▶ Prompt
Skip the pictures. Reproduce all other material exactly.

═══ Data ═══

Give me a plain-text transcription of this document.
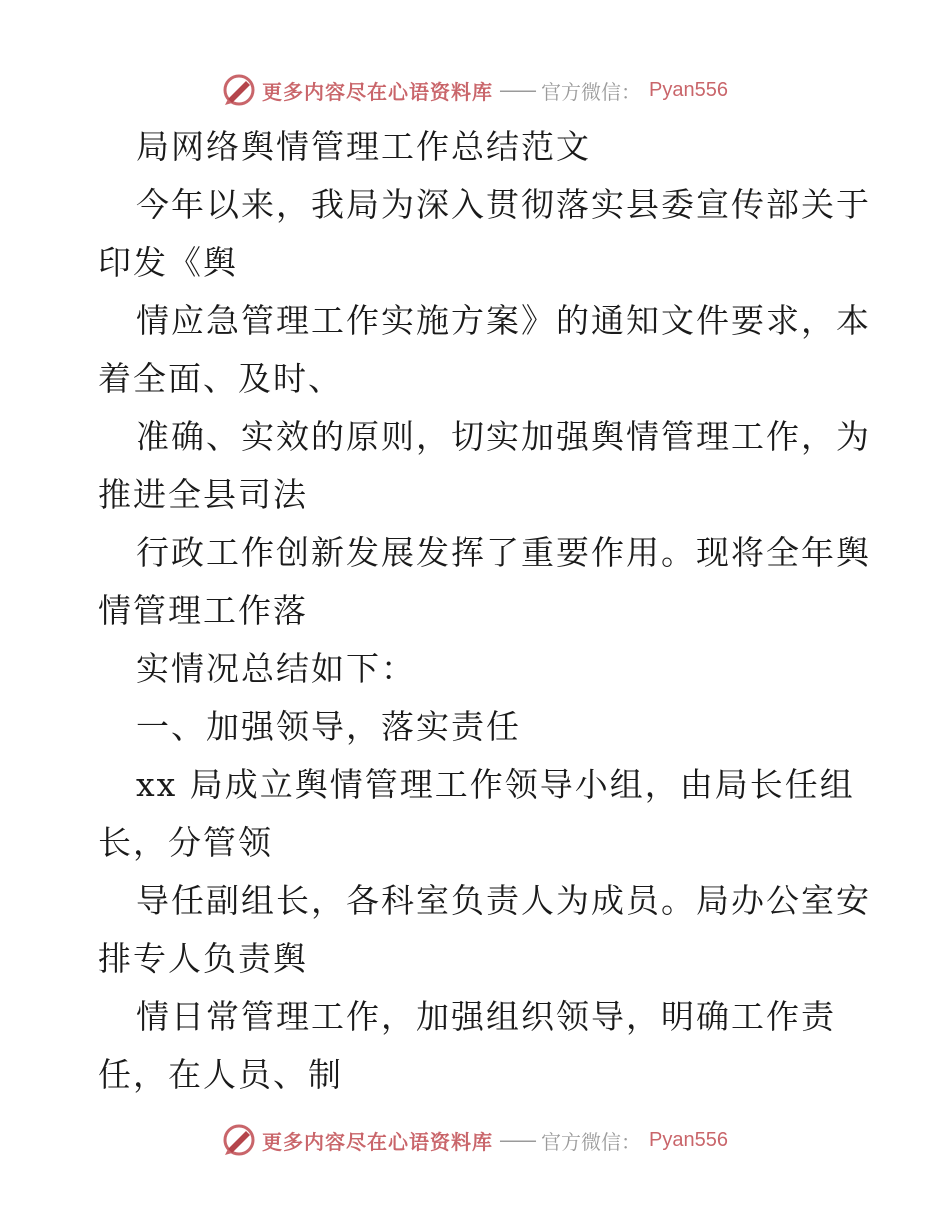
更多内容尽在心语资料库 —— 官方微信： Pyan556
局网络舆情管理工作总结范文
今年以来，我局为深入贯彻落实县委宣传部关于
印发《舆
情应急管理工作实施方案》的通知文件要求，本
着全面、及时、
准确、实效的原则，切实加强舆情管理工作，为
推进全县司法
行政工作创新发展发挥了重要作用。现将全年舆
情管理工作落
实情况总结如下：
一、加强领导，落实责任
xx 局成立舆情管理工作领导小组，由局长任组
长，分管领
导任副组长，各科室负责人为成员。局办公室安
排专人负责舆
情日常管理工作，加强组织领导，明确工作责
任，在人员、制
更多内容尽在心语资料库 —— 官方微信： Pyan556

═══

▶ Answer to this problem
Give me a plain-text transcription of this document.
更多内容尽在心语资料库 —— 官方微信： Pyan556
局网络舆情管理工作总结范文
今年以来，我局为深入贯彻落实县委宣传部关于
印发《舆
情应急管理工作实施方案》的通知文件要求，本
着全面、及时、
准确、实效的原则，切实加强舆情管理工作，为
推进全县司法
行政工作创新发展发挥了重要作用。现将全年舆
情管理工作落
实情况总结如下：
一、加强领导，落实责任
xx 局成立舆情管理工作领导小组，由局长任组
长，分管领
导任副组长，各科室负责人为成员。局办公室安
排专人负责舆
情日常管理工作，加强组织领导，明确工作责
任，在人员、制
更多内容尽在心语资料库 —— 官方微信： Pyan556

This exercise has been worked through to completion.